> _Exercise materials_:
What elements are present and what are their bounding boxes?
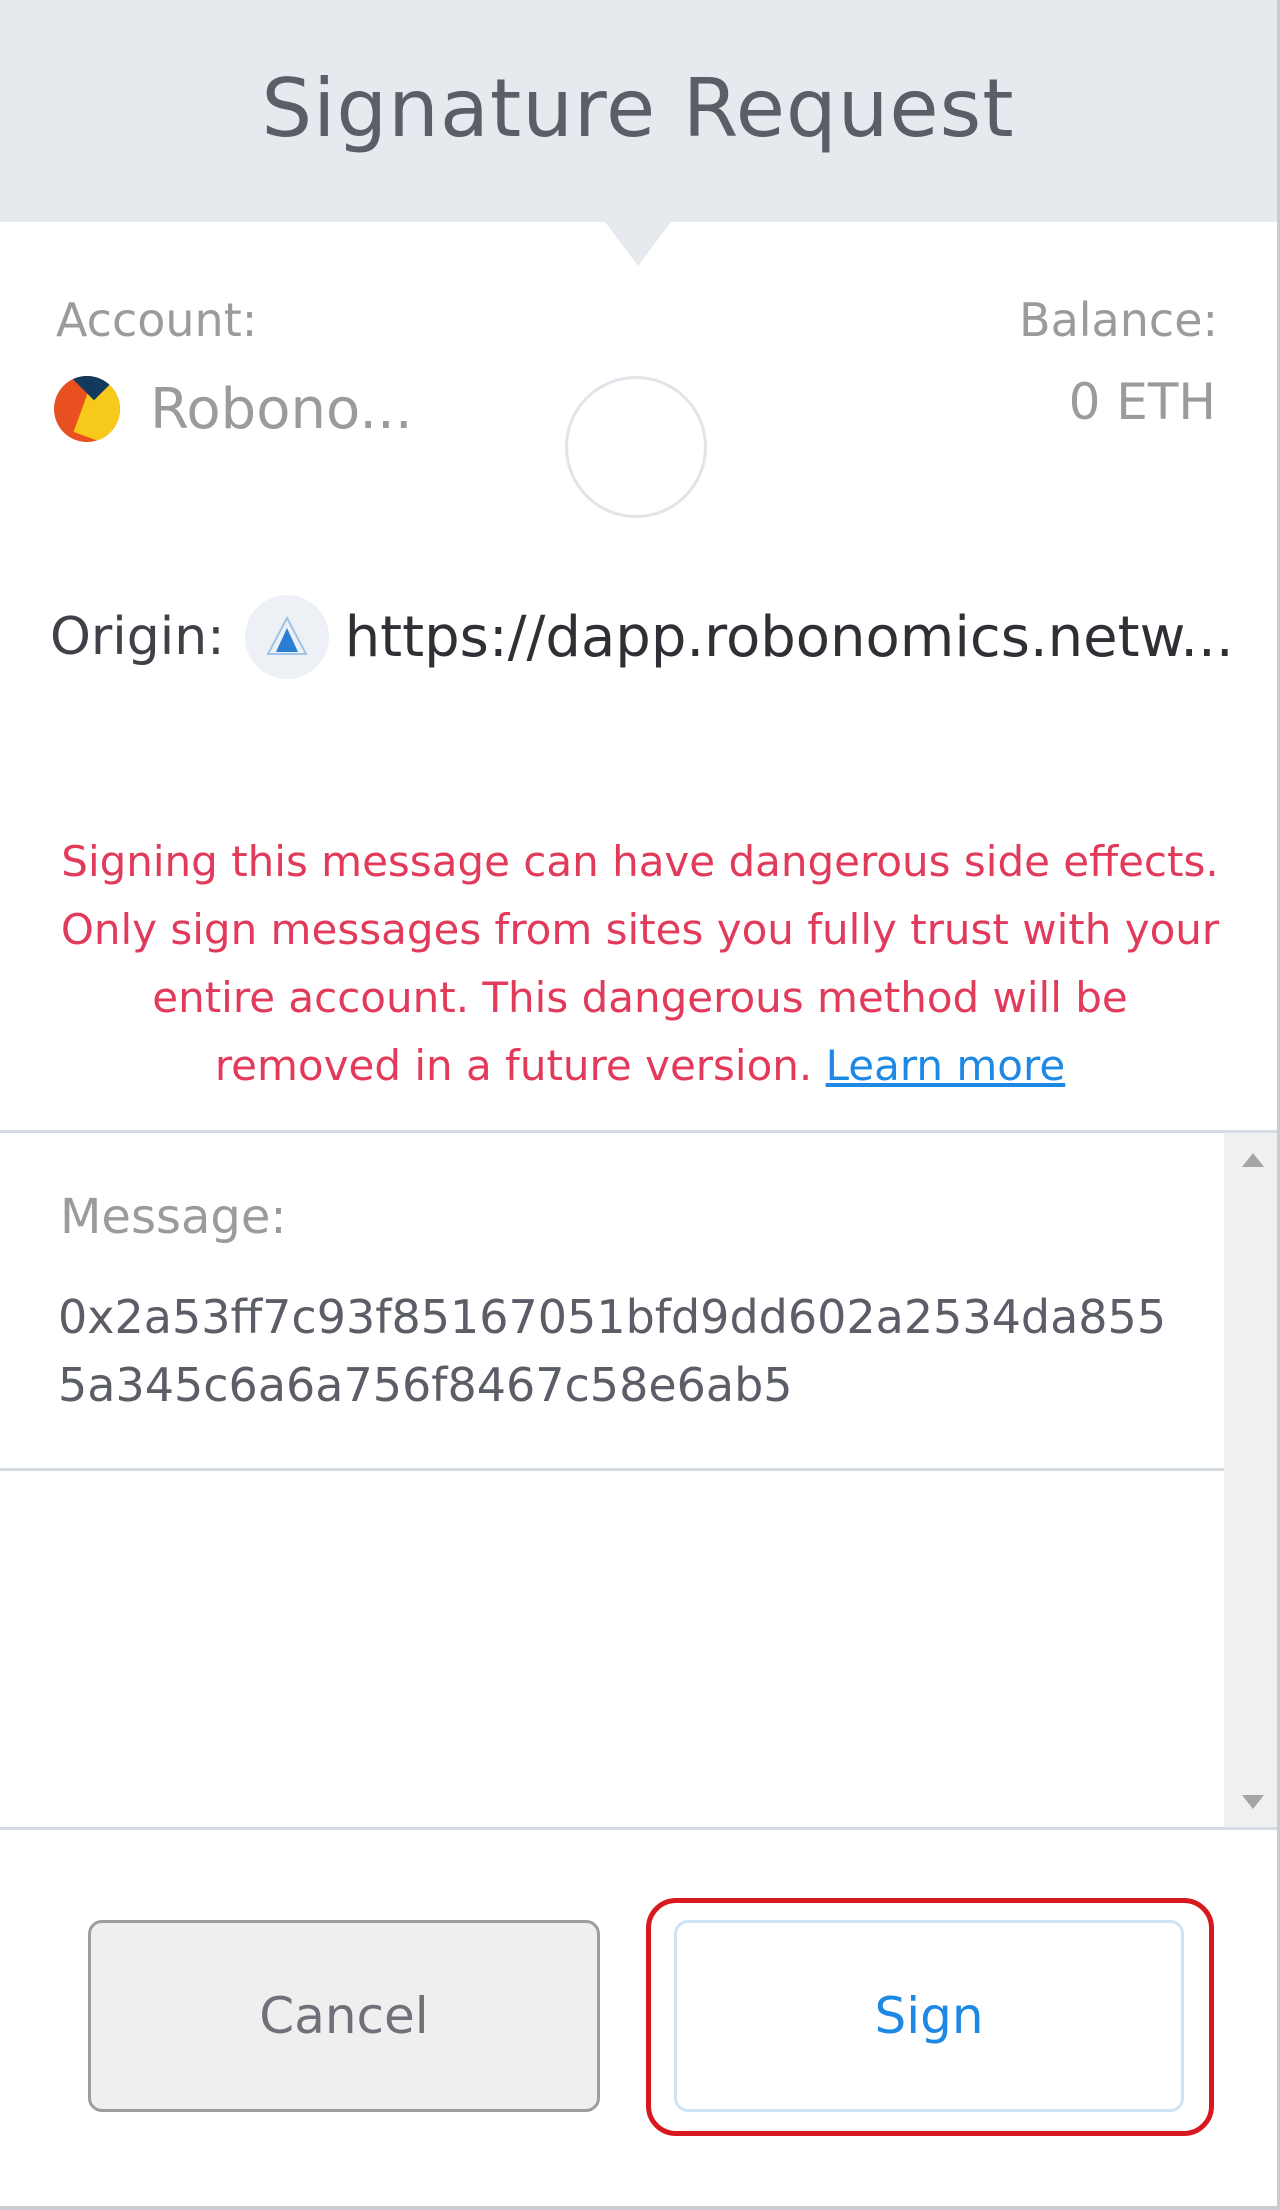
identicon-placeholder (565, 376, 707, 518)
account-label: Account: (56, 293, 258, 347)
site-logo-icon (244, 595, 329, 679)
message-scroll-area[interactable]: Message: 0x2a53ff7c93f85167051bfd9dd602a… (0, 1130, 1280, 1830)
window-edge (0, 2206, 1280, 2210)
warning-line: entire account. This dangerous method wi… (152, 973, 1128, 1022)
origin-url: https://dapp.robonomics.netw... (344, 604, 1234, 670)
warning-line: Signing this message can have dangerous … (61, 837, 1219, 886)
balance-value: 0 ETH (1068, 373, 1216, 431)
header-notch (605, 222, 671, 266)
cancel-button[interactable]: Cancel (88, 1920, 600, 2112)
account-selector[interactable]: Robono... (54, 376, 413, 442)
scrollbar[interactable] (1224, 1133, 1280, 1827)
account-name: Robono... (150, 376, 413, 442)
message-box: Message: 0x2a53ff7c93f85167051bfd9dd602a… (0, 1133, 1224, 1471)
message-label: Message: (60, 1189, 287, 1245)
origin-row: Origin: https://dapp.robonomics.netw... (50, 595, 1234, 679)
message-line: 0x2a53ff7c93f85167051bfd9dd602a2534da855 (58, 1290, 1167, 1344)
warning-line: Only sign messages from sites you fully … (60, 905, 1220, 954)
balance-label: Balance: (1019, 293, 1218, 347)
message-value: 0x2a53ff7c93f85167051bfd9dd602a2534da855… (58, 1283, 1166, 1419)
account-identicon (54, 376, 120, 442)
page-title: Signature Request (261, 61, 1015, 155)
warning-line-last: removed in a future version. Learn more (0, 1032, 1280, 1100)
danger-warning: Signing this message can have dangerous … (0, 828, 1280, 1100)
learn-more-link[interactable]: Learn more (826, 1041, 1066, 1090)
header: Signature Request (0, 0, 1280, 222)
scroll-up-icon[interactable] (1242, 1153, 1264, 1167)
warning-text: removed in a future version. (214, 1041, 826, 1090)
origin-label: Origin: (50, 607, 225, 667)
sign-button[interactable]: Sign (674, 1920, 1184, 2112)
scroll-down-icon[interactable] (1242, 1795, 1264, 1809)
message-line: 5a345c6a6a756f8467c58e6ab5 (58, 1358, 793, 1412)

> _Your instructions_: How many lines in the rows above contain the string "header", counting only matches in the same case? Reply with the number alone.

> _Expected output_: 2